TASK BRIEF: Give back the full listing verbatim, apart from its images.
>>>
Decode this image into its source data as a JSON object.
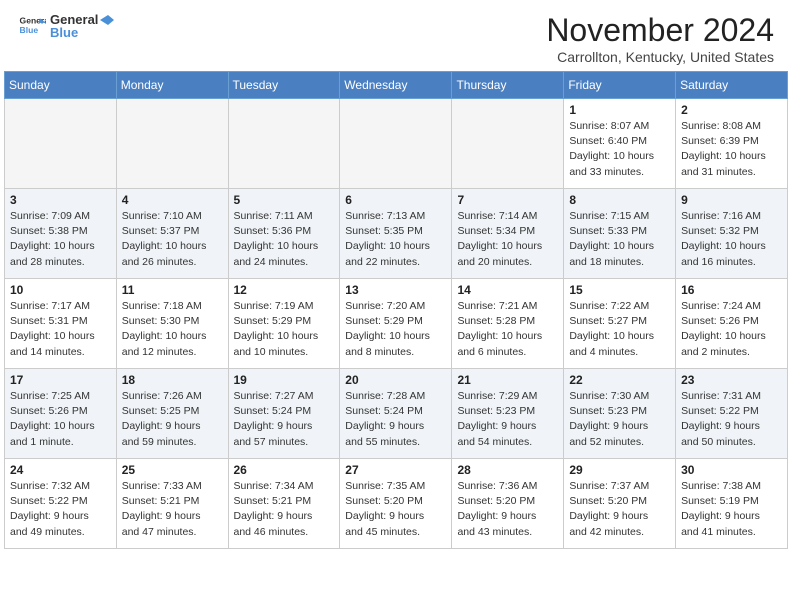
{
  "header": {
    "logo_line1": "General",
    "logo_line2": "Blue",
    "month": "November 2024",
    "location": "Carrollton, Kentucky, United States"
  },
  "weekdays": [
    "Sunday",
    "Monday",
    "Tuesday",
    "Wednesday",
    "Thursday",
    "Friday",
    "Saturday"
  ],
  "weeks": [
    [
      {
        "day": "",
        "info": ""
      },
      {
        "day": "",
        "info": ""
      },
      {
        "day": "",
        "info": ""
      },
      {
        "day": "",
        "info": ""
      },
      {
        "day": "",
        "info": ""
      },
      {
        "day": "1",
        "info": "Sunrise: 8:07 AM\nSunset: 6:40 PM\nDaylight: 10 hours\nand 33 minutes."
      },
      {
        "day": "2",
        "info": "Sunrise: 8:08 AM\nSunset: 6:39 PM\nDaylight: 10 hours\nand 31 minutes."
      }
    ],
    [
      {
        "day": "3",
        "info": "Sunrise: 7:09 AM\nSunset: 5:38 PM\nDaylight: 10 hours\nand 28 minutes."
      },
      {
        "day": "4",
        "info": "Sunrise: 7:10 AM\nSunset: 5:37 PM\nDaylight: 10 hours\nand 26 minutes."
      },
      {
        "day": "5",
        "info": "Sunrise: 7:11 AM\nSunset: 5:36 PM\nDaylight: 10 hours\nand 24 minutes."
      },
      {
        "day": "6",
        "info": "Sunrise: 7:13 AM\nSunset: 5:35 PM\nDaylight: 10 hours\nand 22 minutes."
      },
      {
        "day": "7",
        "info": "Sunrise: 7:14 AM\nSunset: 5:34 PM\nDaylight: 10 hours\nand 20 minutes."
      },
      {
        "day": "8",
        "info": "Sunrise: 7:15 AM\nSunset: 5:33 PM\nDaylight: 10 hours\nand 18 minutes."
      },
      {
        "day": "9",
        "info": "Sunrise: 7:16 AM\nSunset: 5:32 PM\nDaylight: 10 hours\nand 16 minutes."
      }
    ],
    [
      {
        "day": "10",
        "info": "Sunrise: 7:17 AM\nSunset: 5:31 PM\nDaylight: 10 hours\nand 14 minutes."
      },
      {
        "day": "11",
        "info": "Sunrise: 7:18 AM\nSunset: 5:30 PM\nDaylight: 10 hours\nand 12 minutes."
      },
      {
        "day": "12",
        "info": "Sunrise: 7:19 AM\nSunset: 5:29 PM\nDaylight: 10 hours\nand 10 minutes."
      },
      {
        "day": "13",
        "info": "Sunrise: 7:20 AM\nSunset: 5:29 PM\nDaylight: 10 hours\nand 8 minutes."
      },
      {
        "day": "14",
        "info": "Sunrise: 7:21 AM\nSunset: 5:28 PM\nDaylight: 10 hours\nand 6 minutes."
      },
      {
        "day": "15",
        "info": "Sunrise: 7:22 AM\nSunset: 5:27 PM\nDaylight: 10 hours\nand 4 minutes."
      },
      {
        "day": "16",
        "info": "Sunrise: 7:24 AM\nSunset: 5:26 PM\nDaylight: 10 hours\nand 2 minutes."
      }
    ],
    [
      {
        "day": "17",
        "info": "Sunrise: 7:25 AM\nSunset: 5:26 PM\nDaylight: 10 hours\nand 1 minute."
      },
      {
        "day": "18",
        "info": "Sunrise: 7:26 AM\nSunset: 5:25 PM\nDaylight: 9 hours\nand 59 minutes."
      },
      {
        "day": "19",
        "info": "Sunrise: 7:27 AM\nSunset: 5:24 PM\nDaylight: 9 hours\nand 57 minutes."
      },
      {
        "day": "20",
        "info": "Sunrise: 7:28 AM\nSunset: 5:24 PM\nDaylight: 9 hours\nand 55 minutes."
      },
      {
        "day": "21",
        "info": "Sunrise: 7:29 AM\nSunset: 5:23 PM\nDaylight: 9 hours\nand 54 minutes."
      },
      {
        "day": "22",
        "info": "Sunrise: 7:30 AM\nSunset: 5:23 PM\nDaylight: 9 hours\nand 52 minutes."
      },
      {
        "day": "23",
        "info": "Sunrise: 7:31 AM\nSunset: 5:22 PM\nDaylight: 9 hours\nand 50 minutes."
      }
    ],
    [
      {
        "day": "24",
        "info": "Sunrise: 7:32 AM\nSunset: 5:22 PM\nDaylight: 9 hours\nand 49 minutes."
      },
      {
        "day": "25",
        "info": "Sunrise: 7:33 AM\nSunset: 5:21 PM\nDaylight: 9 hours\nand 47 minutes."
      },
      {
        "day": "26",
        "info": "Sunrise: 7:34 AM\nSunset: 5:21 PM\nDaylight: 9 hours\nand 46 minutes."
      },
      {
        "day": "27",
        "info": "Sunrise: 7:35 AM\nSunset: 5:20 PM\nDaylight: 9 hours\nand 45 minutes."
      },
      {
        "day": "28",
        "info": "Sunrise: 7:36 AM\nSunset: 5:20 PM\nDaylight: 9 hours\nand 43 minutes."
      },
      {
        "day": "29",
        "info": "Sunrise: 7:37 AM\nSunset: 5:20 PM\nDaylight: 9 hours\nand 42 minutes."
      },
      {
        "day": "30",
        "info": "Sunrise: 7:38 AM\nSunset: 5:19 PM\nDaylight: 9 hours\nand 41 minutes."
      }
    ]
  ]
}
<<<
EXERCISE SOLUTION:
Decode this image into its source data as a JSON object.
{
  "header": {
    "logo_line1": "General",
    "logo_line2": "Blue",
    "month": "November 2024",
    "location": "Carrollton, Kentucky, United States"
  },
  "weekdays": [
    "Sunday",
    "Monday",
    "Tuesday",
    "Wednesday",
    "Thursday",
    "Friday",
    "Saturday"
  ],
  "weeks": [
    [
      {
        "day": "",
        "info": ""
      },
      {
        "day": "",
        "info": ""
      },
      {
        "day": "",
        "info": ""
      },
      {
        "day": "",
        "info": ""
      },
      {
        "day": "",
        "info": ""
      },
      {
        "day": "1",
        "info": "Sunrise: 8:07 AM\nSunset: 6:40 PM\nDaylight: 10 hours\nand 33 minutes."
      },
      {
        "day": "2",
        "info": "Sunrise: 8:08 AM\nSunset: 6:39 PM\nDaylight: 10 hours\nand 31 minutes."
      }
    ],
    [
      {
        "day": "3",
        "info": "Sunrise: 7:09 AM\nSunset: 5:38 PM\nDaylight: 10 hours\nand 28 minutes."
      },
      {
        "day": "4",
        "info": "Sunrise: 7:10 AM\nSunset: 5:37 PM\nDaylight: 10 hours\nand 26 minutes."
      },
      {
        "day": "5",
        "info": "Sunrise: 7:11 AM\nSunset: 5:36 PM\nDaylight: 10 hours\nand 24 minutes."
      },
      {
        "day": "6",
        "info": "Sunrise: 7:13 AM\nSunset: 5:35 PM\nDaylight: 10 hours\nand 22 minutes."
      },
      {
        "day": "7",
        "info": "Sunrise: 7:14 AM\nSunset: 5:34 PM\nDaylight: 10 hours\nand 20 minutes."
      },
      {
        "day": "8",
        "info": "Sunrise: 7:15 AM\nSunset: 5:33 PM\nDaylight: 10 hours\nand 18 minutes."
      },
      {
        "day": "9",
        "info": "Sunrise: 7:16 AM\nSunset: 5:32 PM\nDaylight: 10 hours\nand 16 minutes."
      }
    ],
    [
      {
        "day": "10",
        "info": "Sunrise: 7:17 AM\nSunset: 5:31 PM\nDaylight: 10 hours\nand 14 minutes."
      },
      {
        "day": "11",
        "info": "Sunrise: 7:18 AM\nSunset: 5:30 PM\nDaylight: 10 hours\nand 12 minutes."
      },
      {
        "day": "12",
        "info": "Sunrise: 7:19 AM\nSunset: 5:29 PM\nDaylight: 10 hours\nand 10 minutes."
      },
      {
        "day": "13",
        "info": "Sunrise: 7:20 AM\nSunset: 5:29 PM\nDaylight: 10 hours\nand 8 minutes."
      },
      {
        "day": "14",
        "info": "Sunrise: 7:21 AM\nSunset: 5:28 PM\nDaylight: 10 hours\nand 6 minutes."
      },
      {
        "day": "15",
        "info": "Sunrise: 7:22 AM\nSunset: 5:27 PM\nDaylight: 10 hours\nand 4 minutes."
      },
      {
        "day": "16",
        "info": "Sunrise: 7:24 AM\nSunset: 5:26 PM\nDaylight: 10 hours\nand 2 minutes."
      }
    ],
    [
      {
        "day": "17",
        "info": "Sunrise: 7:25 AM\nSunset: 5:26 PM\nDaylight: 10 hours\nand 1 minute."
      },
      {
        "day": "18",
        "info": "Sunrise: 7:26 AM\nSunset: 5:25 PM\nDaylight: 9 hours\nand 59 minutes."
      },
      {
        "day": "19",
        "info": "Sunrise: 7:27 AM\nSunset: 5:24 PM\nDaylight: 9 hours\nand 57 minutes."
      },
      {
        "day": "20",
        "info": "Sunrise: 7:28 AM\nSunset: 5:24 PM\nDaylight: 9 hours\nand 55 minutes."
      },
      {
        "day": "21",
        "info": "Sunrise: 7:29 AM\nSunset: 5:23 PM\nDaylight: 9 hours\nand 54 minutes."
      },
      {
        "day": "22",
        "info": "Sunrise: 7:30 AM\nSunset: 5:23 PM\nDaylight: 9 hours\nand 52 minutes."
      },
      {
        "day": "23",
        "info": "Sunrise: 7:31 AM\nSunset: 5:22 PM\nDaylight: 9 hours\nand 50 minutes."
      }
    ],
    [
      {
        "day": "24",
        "info": "Sunrise: 7:32 AM\nSunset: 5:22 PM\nDaylight: 9 hours\nand 49 minutes."
      },
      {
        "day": "25",
        "info": "Sunrise: 7:33 AM\nSunset: 5:21 PM\nDaylight: 9 hours\nand 47 minutes."
      },
      {
        "day": "26",
        "info": "Sunrise: 7:34 AM\nSunset: 5:21 PM\nDaylight: 9 hours\nand 46 minutes."
      },
      {
        "day": "27",
        "info": "Sunrise: 7:35 AM\nSunset: 5:20 PM\nDaylight: 9 hours\nand 45 minutes."
      },
      {
        "day": "28",
        "info": "Sunrise: 7:36 AM\nSunset: 5:20 PM\nDaylight: 9 hours\nand 43 minutes."
      },
      {
        "day": "29",
        "info": "Sunrise: 7:37 AM\nSunset: 5:20 PM\nDaylight: 9 hours\nand 42 minutes."
      },
      {
        "day": "30",
        "info": "Sunrise: 7:38 AM\nSunset: 5:19 PM\nDaylight: 9 hours\nand 41 minutes."
      }
    ]
  ]
}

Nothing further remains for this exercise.